Exercise details:
Check each line of the records below and collect those that include the word "Bunda".

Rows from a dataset
......
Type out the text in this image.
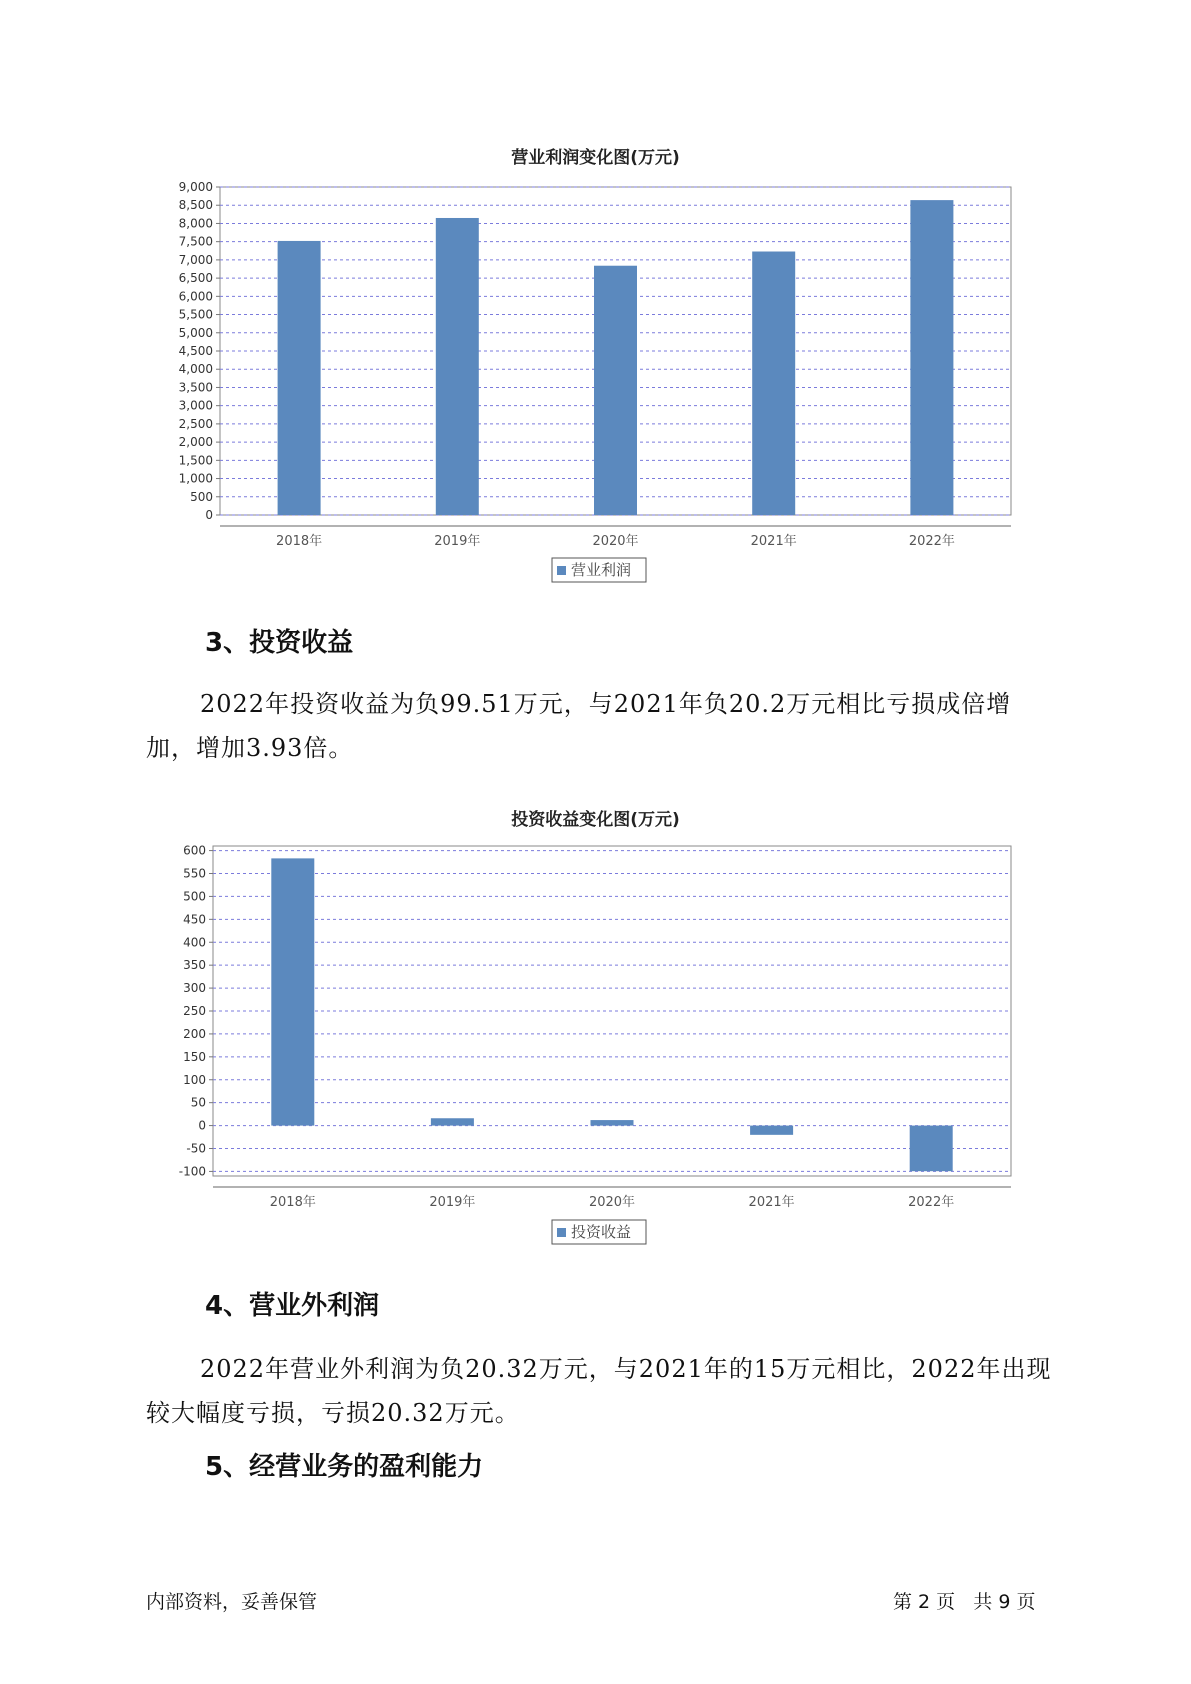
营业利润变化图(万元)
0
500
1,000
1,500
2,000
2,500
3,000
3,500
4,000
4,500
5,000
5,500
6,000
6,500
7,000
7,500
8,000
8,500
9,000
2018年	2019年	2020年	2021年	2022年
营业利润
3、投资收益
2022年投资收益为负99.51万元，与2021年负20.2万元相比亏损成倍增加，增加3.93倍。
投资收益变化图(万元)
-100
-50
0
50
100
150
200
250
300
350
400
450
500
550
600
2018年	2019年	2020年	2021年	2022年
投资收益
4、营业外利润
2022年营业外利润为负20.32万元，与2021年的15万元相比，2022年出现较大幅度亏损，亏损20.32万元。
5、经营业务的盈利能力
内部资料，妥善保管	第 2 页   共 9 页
......
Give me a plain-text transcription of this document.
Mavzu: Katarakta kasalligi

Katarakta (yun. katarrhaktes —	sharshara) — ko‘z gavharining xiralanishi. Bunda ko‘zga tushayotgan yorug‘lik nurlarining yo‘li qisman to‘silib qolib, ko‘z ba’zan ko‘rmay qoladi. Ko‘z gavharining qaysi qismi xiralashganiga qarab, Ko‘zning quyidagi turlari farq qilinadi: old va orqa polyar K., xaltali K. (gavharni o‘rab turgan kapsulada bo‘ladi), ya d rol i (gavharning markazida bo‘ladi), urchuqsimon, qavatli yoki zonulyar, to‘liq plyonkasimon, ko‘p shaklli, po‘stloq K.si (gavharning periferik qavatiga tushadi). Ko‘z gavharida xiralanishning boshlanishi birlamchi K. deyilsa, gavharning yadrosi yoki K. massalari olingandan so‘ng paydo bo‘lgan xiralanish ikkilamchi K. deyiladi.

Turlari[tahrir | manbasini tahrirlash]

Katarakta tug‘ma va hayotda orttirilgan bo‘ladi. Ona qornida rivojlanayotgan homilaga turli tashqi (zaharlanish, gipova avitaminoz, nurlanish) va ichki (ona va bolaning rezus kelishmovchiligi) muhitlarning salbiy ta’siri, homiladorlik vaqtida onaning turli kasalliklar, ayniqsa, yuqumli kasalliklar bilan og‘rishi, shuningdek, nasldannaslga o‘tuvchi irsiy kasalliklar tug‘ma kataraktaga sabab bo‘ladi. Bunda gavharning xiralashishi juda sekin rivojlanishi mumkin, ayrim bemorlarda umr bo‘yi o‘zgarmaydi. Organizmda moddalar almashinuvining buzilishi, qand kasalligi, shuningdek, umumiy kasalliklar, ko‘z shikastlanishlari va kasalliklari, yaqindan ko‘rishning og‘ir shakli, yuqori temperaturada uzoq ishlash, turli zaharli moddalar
......
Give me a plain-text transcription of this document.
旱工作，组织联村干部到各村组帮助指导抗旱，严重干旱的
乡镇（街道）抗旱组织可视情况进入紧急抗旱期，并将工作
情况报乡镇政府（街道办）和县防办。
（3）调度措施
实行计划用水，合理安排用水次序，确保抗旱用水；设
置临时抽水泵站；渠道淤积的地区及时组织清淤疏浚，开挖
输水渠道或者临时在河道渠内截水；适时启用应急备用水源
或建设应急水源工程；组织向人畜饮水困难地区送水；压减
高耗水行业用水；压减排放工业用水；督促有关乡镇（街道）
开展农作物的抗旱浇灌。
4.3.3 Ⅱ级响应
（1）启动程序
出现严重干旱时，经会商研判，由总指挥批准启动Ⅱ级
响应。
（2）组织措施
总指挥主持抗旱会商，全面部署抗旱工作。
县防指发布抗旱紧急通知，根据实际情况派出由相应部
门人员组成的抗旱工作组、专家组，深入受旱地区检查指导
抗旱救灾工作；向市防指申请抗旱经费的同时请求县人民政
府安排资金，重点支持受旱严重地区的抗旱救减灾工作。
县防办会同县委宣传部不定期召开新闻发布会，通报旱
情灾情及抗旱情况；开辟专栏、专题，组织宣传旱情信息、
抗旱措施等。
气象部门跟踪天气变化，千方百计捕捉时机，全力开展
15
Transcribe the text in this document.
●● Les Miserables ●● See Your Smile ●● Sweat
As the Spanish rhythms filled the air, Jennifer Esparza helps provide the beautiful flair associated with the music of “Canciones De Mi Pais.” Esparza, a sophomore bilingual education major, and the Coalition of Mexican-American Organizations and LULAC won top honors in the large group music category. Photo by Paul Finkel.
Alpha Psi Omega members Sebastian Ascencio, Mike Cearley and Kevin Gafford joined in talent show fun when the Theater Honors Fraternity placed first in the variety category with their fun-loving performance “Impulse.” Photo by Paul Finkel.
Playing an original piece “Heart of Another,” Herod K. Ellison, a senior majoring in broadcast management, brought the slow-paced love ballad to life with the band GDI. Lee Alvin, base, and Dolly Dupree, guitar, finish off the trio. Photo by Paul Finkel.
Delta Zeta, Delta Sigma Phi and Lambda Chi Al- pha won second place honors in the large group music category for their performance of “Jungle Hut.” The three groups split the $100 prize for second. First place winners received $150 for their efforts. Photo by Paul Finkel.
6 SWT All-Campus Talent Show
......
Answer to the task:
Katarakta (yun. katarrhaktes —	sharshara) — ko‘z gavharining xiralanishi. Bunda ko‘zga tushayotgan yorug‘lik nurlarining yo‘li qisman to‘silib qolib, ko‘z ba’zan ko‘rmay qoladi. Ko‘z gavharining qaysi qismi xiralashganiga qarab, Ko‘zning quyidagi turlari farq qilinadi: old va orqa polyar K., xaltali K. (gavharni o‘rab turgan kapsulada bo‘ladi), ya d rol i (gavharning markazida bo‘ladi), urchuqsimon, qavatli yoki zonulyar, to‘liq plyonkasimon, ko‘p shaklli, po‘stloq K.si (gavharning periferik qavatiga tushadi). Ko‘z gavharida xiralanishning boshlanishi birlamchi K. deyilsa, gavharning yadrosi yoki K. massalari olingandan so‘ng paydo bo‘lgan xiralanish ikkilamchi K. deyiladi.
Katarakta tug‘ma va hayotda orttirilgan bo‘ladi. Ona qornida rivojlanayotgan homilaga turli tashqi (zaharlanish, gipova avitaminoz, nurlanish) va ichki (ona va bolaning rezus kelishmovchiligi) muhitlarning salbiy ta’siri, homiladorlik vaqtida onaning turli kasalliklar, ayniqsa, yuqumli kasalliklar bilan og‘rishi, shuningdek, nasldannaslga o‘tuvchi irsiy kasalliklar tug‘ma kataraktaga sabab bo‘ladi. Bunda gavharning xiralashishi juda sekin rivojlanishi mumkin, ayrim bemorlarda umr bo‘yi o‘zgarmaydi. Organizmda moddalar almashinuvining buzilishi, qand kasalligi, shuningdek, umumiy kasalliklar, ko‘z shikastlanishlari va kasalliklari, yaqindan ko‘rishning og‘ir shakli, yuqori temperaturada uzoq ishlash, turli zaharli moddalar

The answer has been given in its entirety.